WHAT TO DO: Transcribe every record that appears below, exactly and in full.

# start of INPUT FOR THIS TASK

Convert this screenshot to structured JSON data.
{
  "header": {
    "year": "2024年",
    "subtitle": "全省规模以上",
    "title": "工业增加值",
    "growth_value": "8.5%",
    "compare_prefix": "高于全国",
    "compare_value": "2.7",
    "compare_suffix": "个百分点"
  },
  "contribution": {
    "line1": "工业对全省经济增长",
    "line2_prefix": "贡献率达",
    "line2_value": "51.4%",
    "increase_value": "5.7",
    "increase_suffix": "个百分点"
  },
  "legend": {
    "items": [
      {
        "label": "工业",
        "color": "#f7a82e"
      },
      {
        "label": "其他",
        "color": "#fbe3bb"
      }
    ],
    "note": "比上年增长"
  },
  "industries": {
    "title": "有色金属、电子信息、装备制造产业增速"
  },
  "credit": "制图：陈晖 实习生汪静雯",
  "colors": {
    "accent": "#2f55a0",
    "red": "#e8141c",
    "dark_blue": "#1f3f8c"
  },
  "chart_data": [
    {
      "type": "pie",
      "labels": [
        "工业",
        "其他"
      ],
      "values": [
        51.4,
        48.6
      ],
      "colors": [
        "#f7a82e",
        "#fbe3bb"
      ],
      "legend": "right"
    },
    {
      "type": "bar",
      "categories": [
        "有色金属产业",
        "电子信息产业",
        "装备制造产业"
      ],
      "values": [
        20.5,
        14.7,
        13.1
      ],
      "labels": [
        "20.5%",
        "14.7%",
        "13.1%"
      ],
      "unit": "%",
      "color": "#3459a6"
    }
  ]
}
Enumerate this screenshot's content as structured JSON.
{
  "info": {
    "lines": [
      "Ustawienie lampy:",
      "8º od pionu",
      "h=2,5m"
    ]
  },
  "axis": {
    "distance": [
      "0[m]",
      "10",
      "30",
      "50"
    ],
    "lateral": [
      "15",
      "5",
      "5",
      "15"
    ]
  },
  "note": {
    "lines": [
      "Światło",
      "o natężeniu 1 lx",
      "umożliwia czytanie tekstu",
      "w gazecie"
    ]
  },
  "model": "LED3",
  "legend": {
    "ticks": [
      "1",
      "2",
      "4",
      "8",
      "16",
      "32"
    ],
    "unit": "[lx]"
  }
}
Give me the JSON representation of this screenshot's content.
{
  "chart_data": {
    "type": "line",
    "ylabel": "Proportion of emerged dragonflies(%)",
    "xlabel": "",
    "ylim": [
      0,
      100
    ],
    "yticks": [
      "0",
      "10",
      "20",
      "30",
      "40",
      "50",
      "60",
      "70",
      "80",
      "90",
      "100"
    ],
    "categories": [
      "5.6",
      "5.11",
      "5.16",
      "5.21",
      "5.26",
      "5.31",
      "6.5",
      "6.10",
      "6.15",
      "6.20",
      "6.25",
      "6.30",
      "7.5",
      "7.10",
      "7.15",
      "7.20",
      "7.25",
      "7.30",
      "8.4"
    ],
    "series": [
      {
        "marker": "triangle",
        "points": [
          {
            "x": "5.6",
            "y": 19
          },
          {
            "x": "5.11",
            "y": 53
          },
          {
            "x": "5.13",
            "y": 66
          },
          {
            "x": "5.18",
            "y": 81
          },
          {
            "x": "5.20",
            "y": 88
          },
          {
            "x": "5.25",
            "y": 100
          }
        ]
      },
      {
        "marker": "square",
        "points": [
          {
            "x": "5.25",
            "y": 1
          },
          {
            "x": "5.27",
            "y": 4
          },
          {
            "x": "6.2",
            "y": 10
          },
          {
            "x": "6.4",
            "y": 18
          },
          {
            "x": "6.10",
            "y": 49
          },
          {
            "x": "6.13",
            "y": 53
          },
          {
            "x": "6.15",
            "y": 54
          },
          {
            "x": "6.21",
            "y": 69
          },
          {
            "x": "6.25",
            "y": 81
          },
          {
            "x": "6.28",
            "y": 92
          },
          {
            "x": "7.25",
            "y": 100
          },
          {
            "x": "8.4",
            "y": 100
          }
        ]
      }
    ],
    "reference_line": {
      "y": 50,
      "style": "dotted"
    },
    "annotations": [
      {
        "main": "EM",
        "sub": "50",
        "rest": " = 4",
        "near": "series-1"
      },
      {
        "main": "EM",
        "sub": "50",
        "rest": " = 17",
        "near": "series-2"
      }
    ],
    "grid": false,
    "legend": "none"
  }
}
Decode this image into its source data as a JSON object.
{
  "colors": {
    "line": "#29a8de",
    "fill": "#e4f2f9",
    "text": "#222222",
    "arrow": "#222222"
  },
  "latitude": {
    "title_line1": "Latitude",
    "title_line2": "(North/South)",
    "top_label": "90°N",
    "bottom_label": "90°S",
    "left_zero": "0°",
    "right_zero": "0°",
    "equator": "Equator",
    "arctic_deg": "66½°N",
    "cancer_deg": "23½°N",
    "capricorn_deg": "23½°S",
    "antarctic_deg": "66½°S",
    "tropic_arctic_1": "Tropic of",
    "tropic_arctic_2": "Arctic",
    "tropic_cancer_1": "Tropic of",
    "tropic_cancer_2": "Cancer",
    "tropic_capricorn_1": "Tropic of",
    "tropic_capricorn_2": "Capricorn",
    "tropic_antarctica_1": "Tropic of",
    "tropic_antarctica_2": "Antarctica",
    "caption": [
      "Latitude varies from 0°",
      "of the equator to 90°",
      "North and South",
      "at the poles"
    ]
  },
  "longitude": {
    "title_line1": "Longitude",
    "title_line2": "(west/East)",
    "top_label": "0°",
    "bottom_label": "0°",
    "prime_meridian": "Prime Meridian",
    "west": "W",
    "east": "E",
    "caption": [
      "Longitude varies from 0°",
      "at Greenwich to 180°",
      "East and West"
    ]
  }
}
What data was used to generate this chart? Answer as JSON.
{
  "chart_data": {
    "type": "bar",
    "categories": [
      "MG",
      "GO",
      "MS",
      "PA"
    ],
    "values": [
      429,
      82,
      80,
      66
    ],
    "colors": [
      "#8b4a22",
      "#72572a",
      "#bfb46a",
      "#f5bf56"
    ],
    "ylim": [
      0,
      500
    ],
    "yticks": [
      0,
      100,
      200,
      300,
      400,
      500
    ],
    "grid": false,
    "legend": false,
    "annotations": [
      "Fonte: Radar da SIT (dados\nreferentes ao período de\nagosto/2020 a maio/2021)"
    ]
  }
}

# end of INPUT FOR THIS TASK

ANSWER:
Convert this screenshot to structured JSON data.
{
  "header": {
    "year": "2024年",
    "subtitle": "全省规模以上",
    "title": "工业增加值",
    "growth_value": "8.5%",
    "compare_prefix": "高于全国",
    "compare_value": "2.7",
    "compare_suffix": "个百分点"
  },
  "contribution": {
    "line1": "工业对全省经济增长",
    "line2_prefix": "贡献率达",
    "line2_value": "51.4%",
    "increase_value": "5.7",
    "increase_suffix": "个百分点"
  },
  "legend": {
    "items": [
      {
        "label": "工业",
        "color": "#f7a82e"
      },
      {
        "label": "其他",
        "color": "#fbe3bb"
      }
    ],
    "note": "比上年增长"
  },
  "industries": {
    "title": "有色金属、电子信息、装备制造产业增速"
  },
  "credit": "制图：陈晖 实习生汪静雯",
  "colors": {
    "accent": "#2f55a0",
    "red": "#e8141c",
    "dark_blue": "#1f3f8c"
  },
  "chart_data": [
    {
      "type": "pie",
      "labels": [
        "工业",
        "其他"
      ],
      "values": [
        51.4,
        48.6
      ],
      "colors": [
        "#f7a82e",
        "#fbe3bb"
      ],
      "legend": "right"
    },
    {
      "type": "bar",
      "categories": [
        "有色金属产业",
        "电子信息产业",
        "装备制造产业"
      ],
      "values": [
        20.5,
        14.7,
        13.1
      ],
      "labels": [
        "20.5%",
        "14.7%",
        "13.1%"
      ],
      "unit": "%",
      "color": "#3459a6"
    }
  ]
}
Enumerate this screenshot's content as structured JSON.
{
  "info": {
    "lines": [
      "Ustawienie lampy:",
      "8º od pionu",
      "h=2,5m"
    ]
  },
  "axis": {
    "distance": [
      "0[m]",
      "10",
      "30",
      "50"
    ],
    "lateral": [
      "15",
      "5",
      "5",
      "15"
    ]
  },
  "note": {
    "lines": [
      "Światło",
      "o natężeniu 1 lx",
      "umożliwia czytanie tekstu",
      "w gazecie"
    ]
  },
  "model": "LED3",
  "legend": {
    "ticks": [
      "1",
      "2",
      "4",
      "8",
      "16",
      "32"
    ],
    "unit": "[lx]"
  }
}
Give me the JSON representation of this screenshot's content.
{
  "chart_data": {
    "type": "line",
    "ylabel": "Proportion of emerged dragonflies(%)",
    "xlabel": "",
    "ylim": [
      0,
      100
    ],
    "yticks": [
      "0",
      "10",
      "20",
      "30",
      "40",
      "50",
      "60",
      "70",
      "80",
      "90",
      "100"
    ],
    "categories": [
      "5.6",
      "5.11",
      "5.16",
      "5.21",
      "5.26",
      "5.31",
      "6.5",
      "6.10",
      "6.15",
      "6.20",
      "6.25",
      "6.30",
      "7.5",
      "7.10",
      "7.15",
      "7.20",
      "7.25",
      "7.30",
      "8.4"
    ],
    "series": [
      {
        "marker": "triangle",
        "points": [
          {
            "x": "5.6",
            "y": 19
          },
          {
            "x": "5.11",
            "y": 53
          },
          {
            "x": "5.13",
            "y": 66
          },
          {
            "x": "5.18",
            "y": 81
          },
          {
            "x": "5.20",
            "y": 88
          },
          {
            "x": "5.25",
            "y": 100
          }
        ]
      },
      {
        "marker": "square",
        "points": [
          {
            "x": "5.25",
            "y": 1
          },
          {
            "x": "5.27",
            "y": 4
          },
          {
            "x": "6.2",
            "y": 10
          },
          {
            "x": "6.4",
            "y": 18
          },
          {
            "x": "6.10",
            "y": 49
          },
          {
            "x": "6.13",
            "y": 53
          },
          {
            "x": "6.15",
            "y": 54
          },
          {
            "x": "6.21",
            "y": 69
          },
          {
            "x": "6.25",
            "y": 81
          },
          {
            "x": "6.28",
            "y": 92
          },
          {
            "x": "7.25",
            "y": 100
          },
          {
            "x": "8.4",
            "y": 100
          }
        ]
      }
    ],
    "reference_line": {
      "y": 50,
      "style": "dotted"
    },
    "annotations": [
      {
        "main": "EM",
        "sub": "50",
        "rest": " = 4",
        "near": "series-1"
      },
      {
        "main": "EM",
        "sub": "50",
        "rest": " = 17",
        "near": "series-2"
      }
    ],
    "grid": false,
    "legend": "none"
  }
}
Decode this image into its source data as a JSON object.
{
  "colors": {
    "line": "#29a8de",
    "fill": "#e4f2f9",
    "text": "#222222",
    "arrow": "#222222"
  },
  "latitude": {
    "title_line1": "Latitude",
    "title_line2": "(North/South)",
    "top_label": "90°N",
    "bottom_label": "90°S",
    "left_zero": "0°",
    "right_zero": "0°",
    "equator": "Equator",
    "arctic_deg": "66½°N",
    "cancer_deg": "23½°N",
    "capricorn_deg": "23½°S",
    "antarctic_deg": "66½°S",
    "tropic_arctic_1": "Tropic of",
    "tropic_arctic_2": "Arctic",
    "tropic_cancer_1": "Tropic of",
    "tropic_cancer_2": "Cancer",
    "tropic_capricorn_1": "Tropic of",
    "tropic_capricorn_2": "Capricorn",
    "tropic_antarctica_1": "Tropic of",
    "tropic_antarctica_2": "Antarctica",
    "caption": [
      "Latitude varies from 0°",
      "of the equator to 90°",
      "North and South",
      "at the poles"
    ]
  },
  "longitude": {
    "title_line1": "Longitude",
    "title_line2": "(west/East)",
    "top_label": "0°",
    "bottom_label": "0°",
    "prime_meridian": "Prime Meridian",
    "west": "W",
    "east": "E",
    "caption": [
      "Longitude varies from 0°",
      "at Greenwich to 180°",
      "East and West"
    ]
  }
}
What data was used to generate this chart? Answer as JSON.
{
  "chart_data": {
    "type": "bar",
    "categories": [
      "MG",
      "GO",
      "MS",
      "PA"
    ],
    "values": [
      429,
      82,
      80,
      66
    ],
    "colors": [
      "#8b4a22",
      "#72572a",
      "#bfb46a",
      "#f5bf56"
    ],
    "ylim": [
      0,
      500
    ],
    "yticks": [
      0,
      100,
      200,
      300,
      400,
      500
    ],
    "grid": false,
    "legend": false,
    "annotations": [
      "Fonte: Radar da SIT (dados\nreferentes ao período de\nagosto/2020 a maio/2021)"
    ]
  }
}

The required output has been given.